→ **Data excerpts**
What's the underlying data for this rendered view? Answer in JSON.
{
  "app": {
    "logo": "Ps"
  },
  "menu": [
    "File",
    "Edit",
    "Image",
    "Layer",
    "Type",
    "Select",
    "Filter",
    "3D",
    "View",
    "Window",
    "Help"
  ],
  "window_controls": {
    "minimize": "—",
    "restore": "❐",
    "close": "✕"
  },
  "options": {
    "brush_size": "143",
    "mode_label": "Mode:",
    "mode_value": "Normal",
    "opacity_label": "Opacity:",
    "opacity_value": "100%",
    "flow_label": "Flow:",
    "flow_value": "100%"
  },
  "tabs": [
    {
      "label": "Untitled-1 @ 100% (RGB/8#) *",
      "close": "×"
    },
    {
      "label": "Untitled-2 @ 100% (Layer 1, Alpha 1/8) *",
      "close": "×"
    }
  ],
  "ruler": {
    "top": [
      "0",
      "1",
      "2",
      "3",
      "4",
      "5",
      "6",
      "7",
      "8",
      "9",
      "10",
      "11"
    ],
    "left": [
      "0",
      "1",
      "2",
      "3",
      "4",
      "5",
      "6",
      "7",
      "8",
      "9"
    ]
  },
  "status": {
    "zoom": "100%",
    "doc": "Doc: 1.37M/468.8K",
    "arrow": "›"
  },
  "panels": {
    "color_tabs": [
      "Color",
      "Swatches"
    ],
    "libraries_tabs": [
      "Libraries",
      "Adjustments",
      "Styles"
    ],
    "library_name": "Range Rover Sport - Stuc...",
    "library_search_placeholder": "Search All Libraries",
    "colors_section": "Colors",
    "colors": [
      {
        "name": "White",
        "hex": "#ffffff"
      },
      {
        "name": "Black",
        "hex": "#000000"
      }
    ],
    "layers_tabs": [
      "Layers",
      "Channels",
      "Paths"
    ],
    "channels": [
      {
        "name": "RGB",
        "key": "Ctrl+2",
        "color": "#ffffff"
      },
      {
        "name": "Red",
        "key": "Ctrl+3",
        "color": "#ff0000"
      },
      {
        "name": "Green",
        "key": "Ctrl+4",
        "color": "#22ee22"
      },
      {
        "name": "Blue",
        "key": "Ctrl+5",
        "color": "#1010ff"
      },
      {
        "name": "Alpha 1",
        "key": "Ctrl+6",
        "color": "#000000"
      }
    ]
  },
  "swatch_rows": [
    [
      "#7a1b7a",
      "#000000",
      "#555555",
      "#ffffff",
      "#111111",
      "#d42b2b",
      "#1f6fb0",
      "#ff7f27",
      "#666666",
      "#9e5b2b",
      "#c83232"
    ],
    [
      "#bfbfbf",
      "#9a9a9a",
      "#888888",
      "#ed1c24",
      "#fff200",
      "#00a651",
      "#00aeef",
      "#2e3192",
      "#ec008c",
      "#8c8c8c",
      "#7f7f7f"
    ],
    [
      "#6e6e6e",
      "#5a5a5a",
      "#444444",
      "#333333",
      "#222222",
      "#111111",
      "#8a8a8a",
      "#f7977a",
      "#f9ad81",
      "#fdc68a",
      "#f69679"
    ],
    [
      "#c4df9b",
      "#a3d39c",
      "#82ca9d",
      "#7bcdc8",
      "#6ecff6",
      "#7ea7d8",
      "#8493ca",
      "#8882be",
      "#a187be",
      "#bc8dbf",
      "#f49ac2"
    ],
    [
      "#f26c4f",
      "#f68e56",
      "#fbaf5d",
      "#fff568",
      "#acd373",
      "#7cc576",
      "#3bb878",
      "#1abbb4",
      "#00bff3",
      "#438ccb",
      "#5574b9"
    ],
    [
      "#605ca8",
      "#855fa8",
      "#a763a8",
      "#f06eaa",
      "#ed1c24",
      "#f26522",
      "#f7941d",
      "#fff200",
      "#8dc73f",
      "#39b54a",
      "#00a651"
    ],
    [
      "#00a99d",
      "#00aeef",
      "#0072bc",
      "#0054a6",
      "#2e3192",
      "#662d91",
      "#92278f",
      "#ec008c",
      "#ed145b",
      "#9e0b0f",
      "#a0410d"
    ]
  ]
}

→ **Goal of the exercise**
Quote all the records exactly, please, leaving none out.

→ **Task response**
What's the underlying data for this rendered view? Answer in JSON.
{
  "app": {
    "logo": "Ps"
  },
  "menu": [
    "File",
    "Edit",
    "Image",
    "Layer",
    "Type",
    "Select",
    "Filter",
    "3D",
    "View",
    "Window",
    "Help"
  ],
  "window_controls": {
    "minimize": "—",
    "restore": "❐",
    "close": "✕"
  },
  "options": {
    "brush_size": "143",
    "mode_label": "Mode:",
    "mode_value": "Normal",
    "opacity_label": "Opacity:",
    "opacity_value": "100%",
    "flow_label": "Flow:",
    "flow_value": "100%"
  },
  "tabs": [
    {
      "label": "Untitled-1 @ 100% (RGB/8#) *",
      "close": "×"
    },
    {
      "label": "Untitled-2 @ 100% (Layer 1, Alpha 1/8) *",
      "close": "×"
    }
  ],
  "ruler": {
    "top": [
      "0",
      "1",
      "2",
      "3",
      "4",
      "5",
      "6",
      "7",
      "8",
      "9",
      "10",
      "11"
    ],
    "left": [
      "0",
      "1",
      "2",
      "3",
      "4",
      "5",
      "6",
      "7",
      "8",
      "9"
    ]
  },
  "status": {
    "zoom": "100%",
    "doc": "Doc: 1.37M/468.8K",
    "arrow": "›"
  },
  "panels": {
    "color_tabs": [
      "Color",
      "Swatches"
    ],
    "libraries_tabs": [
      "Libraries",
      "Adjustments",
      "Styles"
    ],
    "library_name": "Range Rover Sport - Stuc...",
    "library_search_placeholder": "Search All Libraries",
    "colors_section": "Colors",
    "colors": [
      {
        "name": "White",
        "hex": "#ffffff"
      },
      {
        "name": "Black",
        "hex": "#000000"
      }
    ],
    "layers_tabs": [
      "Layers",
      "Channels",
      "Paths"
    ],
    "channels": [
      {
        "name": "RGB",
        "key": "Ctrl+2",
        "color": "#ffffff"
      },
      {
        "name": "Red",
        "key": "Ctrl+3",
        "color": "#ff0000"
      },
      {
        "name": "Green",
        "key": "Ctrl+4",
        "color": "#22ee22"
      },
      {
        "name": "Blue",
        "key": "Ctrl+5",
        "color": "#1010ff"
      },
      {
        "name": "Alpha 1",
        "key": "Ctrl+6",
        "color": "#000000"
      }
    ]
  },
  "swatch_rows": [
    [
      "#7a1b7a",
      "#000000",
      "#555555",
      "#ffffff",
      "#111111",
      "#d42b2b",
      "#1f6fb0",
      "#ff7f27",
      "#666666",
      "#9e5b2b",
      "#c83232"
    ],
    [
      "#bfbfbf",
      "#9a9a9a",
      "#888888",
      "#ed1c24",
      "#fff200",
      "#00a651",
      "#00aeef",
      "#2e3192",
      "#ec008c",
      "#8c8c8c",
      "#7f7f7f"
    ],
    [
      "#6e6e6e",
      "#5a5a5a",
      "#444444",
      "#333333",
      "#222222",
      "#111111",
      "#8a8a8a",
      "#f7977a",
      "#f9ad81",
      "#fdc68a",
      "#f69679"
    ],
    [
      "#c4df9b",
      "#a3d39c",
      "#82ca9d",
      "#7bcdc8",
      "#6ecff6",
      "#7ea7d8",
      "#8493ca",
      "#8882be",
      "#a187be",
      "#bc8dbf",
      "#f49ac2"
    ],
    [
      "#f26c4f",
      "#f68e56",
      "#fbaf5d",
      "#fff568",
      "#acd373",
      "#7cc576",
      "#3bb878",
      "#1abbb4",
      "#00bff3",
      "#438ccb",
      "#5574b9"
    ],
    [
      "#605ca8",
      "#855fa8",
      "#a763a8",
      "#f06eaa",
      "#ed1c24",
      "#f26522",
      "#f7941d",
      "#fff200",
      "#8dc73f",
      "#39b54a",
      "#00a651"
    ],
    [
      "#00a99d",
      "#00aeef",
      "#0072bc",
      "#0054a6",
      "#2e3192",
      "#662d91",
      "#92278f",
      "#ec008c",
      "#ed145b",
      "#9e0b0f",
      "#a0410d"
    ]
  ]
}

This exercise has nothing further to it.